> _EXERCISE INPUT_
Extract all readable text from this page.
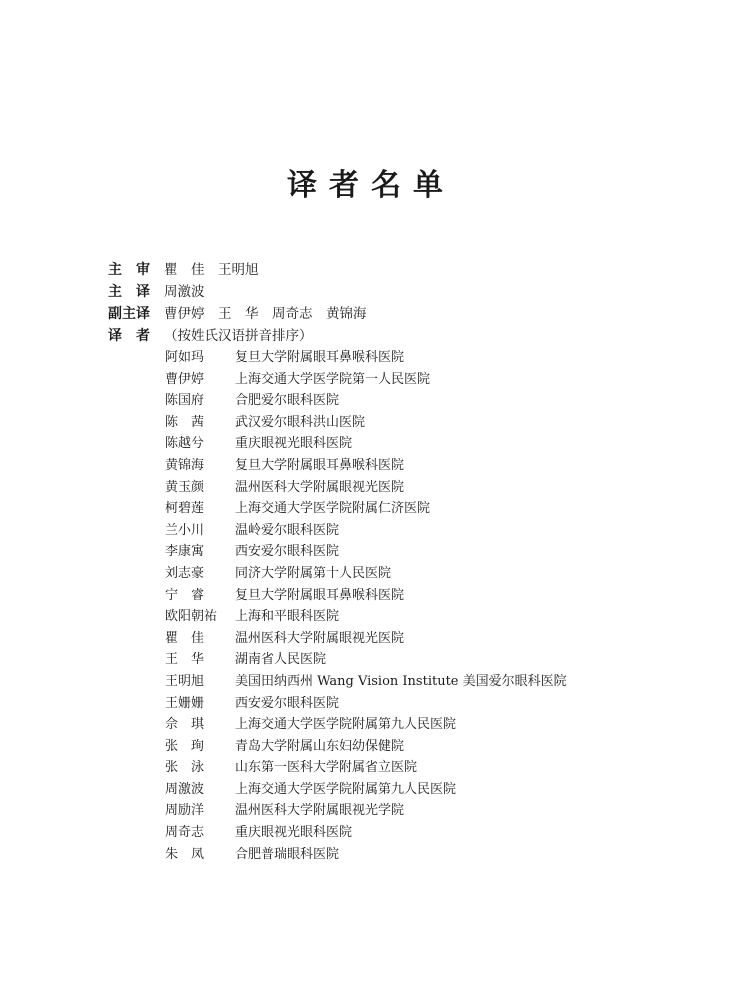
译者名单
主　审 瞿　佳　王明旭
主　译 周激波
副主译 曹伊婷　王　华　周奇志　黄锦海
译　者 （按姓氏汉语拼音排序）
阿如玛 复旦大学附属眼耳鼻喉科医院
曹伊婷 上海交通大学医学院第一人民医院
陈国府 合肥爱尔眼科医院
陈　茜 武汉爱尔眼科洪山医院
陈越兮 重庆眼视光眼科医院
黄锦海 复旦大学附属眼耳鼻喉科医院
黄玉颜 温州医科大学附属眼视光医院
柯碧莲 上海交通大学医学院附属仁济医院
兰小川 温岭爱尔眼科医院
李康寓 西安爱尔眼科医院
刘志豪 同济大学附属第十人民医院
宁　睿 复旦大学附属眼耳鼻喉科医院
欧阳朝祐 上海和平眼科医院
瞿　佳 温州医科大学附属眼视光医院
王　华 湖南省人民医院
王明旭 美国田纳西州 Wang Vision Institute 美国爱尔眼科医院
王姗姗 西安爱尔眼科医院
佘　琪 上海交通大学医学院附属第九人民医院
张　珣 青岛大学附属山东妇幼保健院
张　泳 山东第一医科大学附属省立医院
周激波 上海交通大学医学院附属第九人民医院
周励洋 温州医科大学附属眼视光学院
周奇志 重庆眼视光眼科医院
朱　凤 合肥普瑞眼科医院
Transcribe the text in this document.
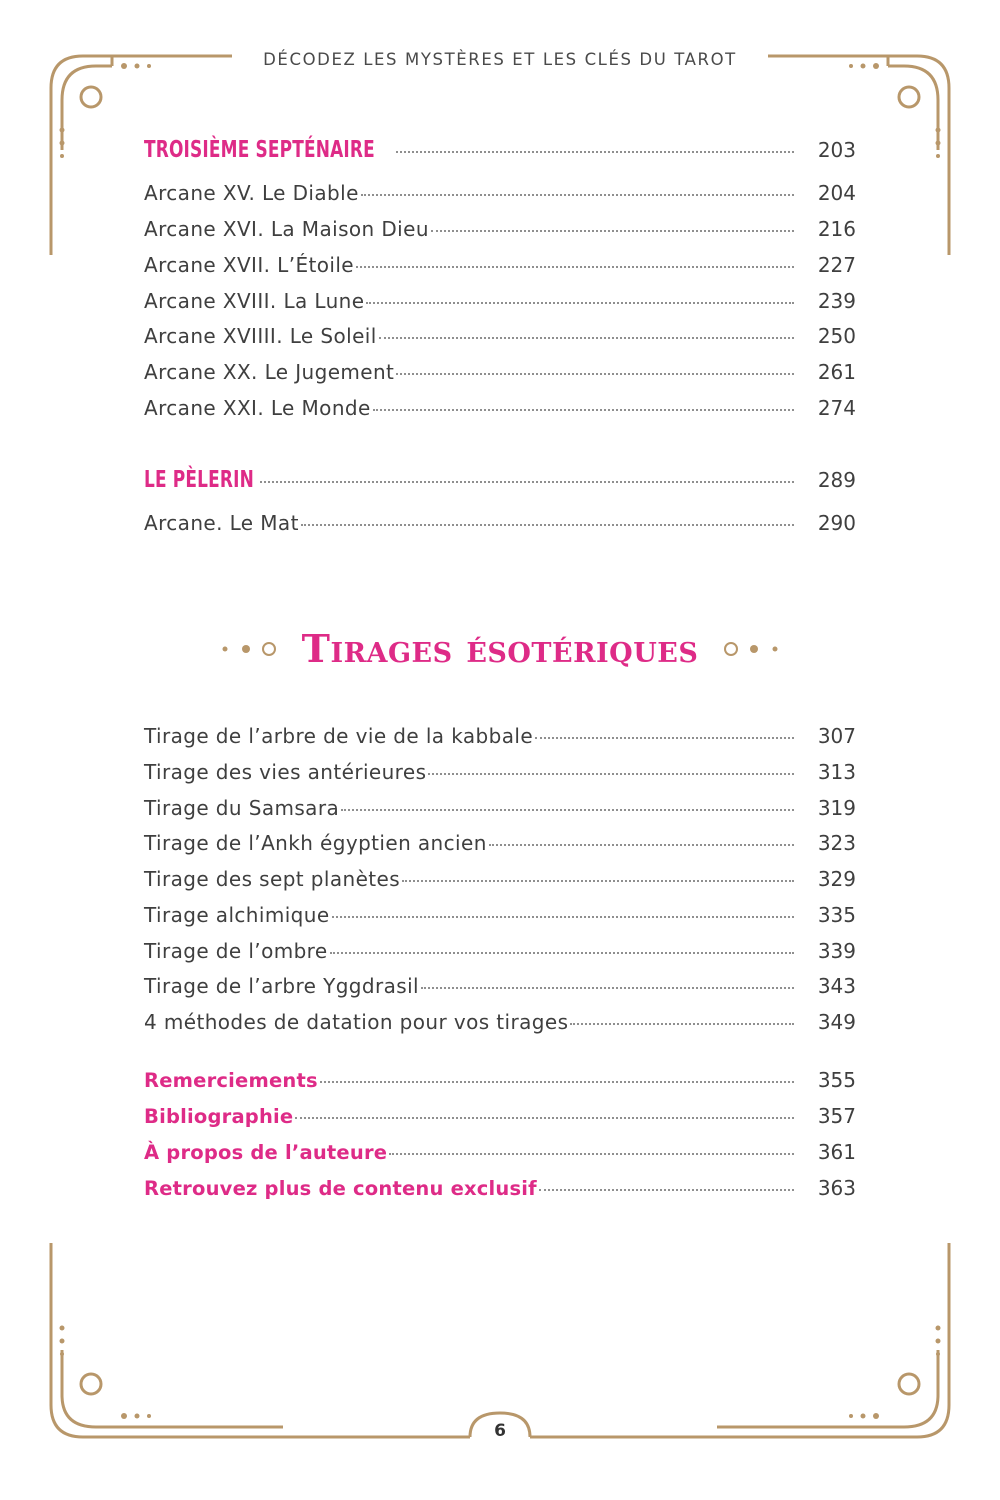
DÉCODEZ LES MYSTÈRES ET LES CLÉS DU TAROT
TROISIÈME SEPTÉNAIRE	203
Arcane XV. Le Diable	204
Arcane XVI. La Maison Dieu	216
Arcane XVII. L’Étoile	227
Arcane XVIII. La Lune	239
Arcane XVIIII. Le Soleil	250
Arcane XX. Le Jugement	261
Arcane XXI. Le Monde	274
LE PÈLERIN	289
Arcane. Le Mat	290
Tirages ésotériques
Tirage de l’arbre de vie de la kabbale	307
Tirage des vies antérieures	313
Tirage du Samsara	319
Tirage de l’Ankh égyptien ancien	323
Tirage des sept planètes	329
Tirage alchimique	335
Tirage de l’ombre	339
Tirage de l’arbre Yggdrasil	343
4 méthodes de datation pour vos tirages	349
Remerciements	355
Bibliographie	357
À propos de l’auteure	361
Retrouvez plus de contenu exclusif	363
6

> _SHORT EXERCISE_
Show each line in the entries that holds the string "arbre".

> _OUTPUT OF THE EXERCISE_
Tirage de l’arbre de vie de la kabbale	307
Tirage de l’arbre Yggdrasil	343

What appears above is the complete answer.